§ What this task involves: Count every line in the following entries where the word "年东营市在职中小学教师有偿补课专项整治" appears. Give the count alone.

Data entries
————————
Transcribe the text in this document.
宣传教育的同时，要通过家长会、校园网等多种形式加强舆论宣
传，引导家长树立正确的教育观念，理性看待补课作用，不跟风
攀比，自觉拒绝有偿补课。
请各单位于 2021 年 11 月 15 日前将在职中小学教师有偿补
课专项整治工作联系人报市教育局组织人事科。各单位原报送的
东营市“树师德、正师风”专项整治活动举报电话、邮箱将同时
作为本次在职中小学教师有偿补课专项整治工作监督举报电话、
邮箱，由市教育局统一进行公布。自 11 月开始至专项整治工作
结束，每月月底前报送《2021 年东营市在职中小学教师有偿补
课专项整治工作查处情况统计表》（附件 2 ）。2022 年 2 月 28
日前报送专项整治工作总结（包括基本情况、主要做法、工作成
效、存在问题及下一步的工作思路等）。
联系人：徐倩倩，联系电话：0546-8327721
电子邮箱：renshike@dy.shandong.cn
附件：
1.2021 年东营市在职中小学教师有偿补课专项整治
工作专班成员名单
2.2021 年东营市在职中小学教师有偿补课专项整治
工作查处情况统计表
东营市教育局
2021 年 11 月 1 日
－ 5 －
————————
§ Correct output: 2